* BEGIN *

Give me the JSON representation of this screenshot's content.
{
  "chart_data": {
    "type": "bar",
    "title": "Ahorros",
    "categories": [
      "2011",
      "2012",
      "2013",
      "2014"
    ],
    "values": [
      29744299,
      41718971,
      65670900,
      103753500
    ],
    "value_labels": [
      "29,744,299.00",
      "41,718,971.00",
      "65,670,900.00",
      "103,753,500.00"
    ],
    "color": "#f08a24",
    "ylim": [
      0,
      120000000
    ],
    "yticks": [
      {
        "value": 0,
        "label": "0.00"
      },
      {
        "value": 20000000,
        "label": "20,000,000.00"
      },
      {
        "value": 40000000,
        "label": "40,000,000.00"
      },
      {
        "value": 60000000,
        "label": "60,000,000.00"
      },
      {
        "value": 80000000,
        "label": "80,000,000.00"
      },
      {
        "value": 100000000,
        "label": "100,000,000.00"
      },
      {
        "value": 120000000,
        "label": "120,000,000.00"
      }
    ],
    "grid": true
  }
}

* END *

▶ [Work to complete] Copy the material above, line for line.

▶ [Written solution]
Give me the JSON representation of this screenshot's content.
{
  "chart_data": {
    "type": "bar",
    "title": "Ahorros",
    "categories": [
      "2011",
      "2012",
      "2013",
      "2014"
    ],
    "values": [
      29744299,
      41718971,
      65670900,
      103753500
    ],
    "value_labels": [
      "29,744,299.00",
      "41,718,971.00",
      "65,670,900.00",
      "103,753,500.00"
    ],
    "color": "#f08a24",
    "ylim": [
      0,
      120000000
    ],
    "yticks": [
      {
        "value": 0,
        "label": "0.00"
      },
      {
        "value": 20000000,
        "label": "20,000,000.00"
      },
      {
        "value": 40000000,
        "label": "40,000,000.00"
      },
      {
        "value": 60000000,
        "label": "60,000,000.00"
      },
      {
        "value": 80000000,
        "label": "80,000,000.00"
      },
      {
        "value": 100000000,
        "label": "100,000,000.00"
      },
      {
        "value": 120000000,
        "label": "120,000,000.00"
      }
    ],
    "grid": true
  }
}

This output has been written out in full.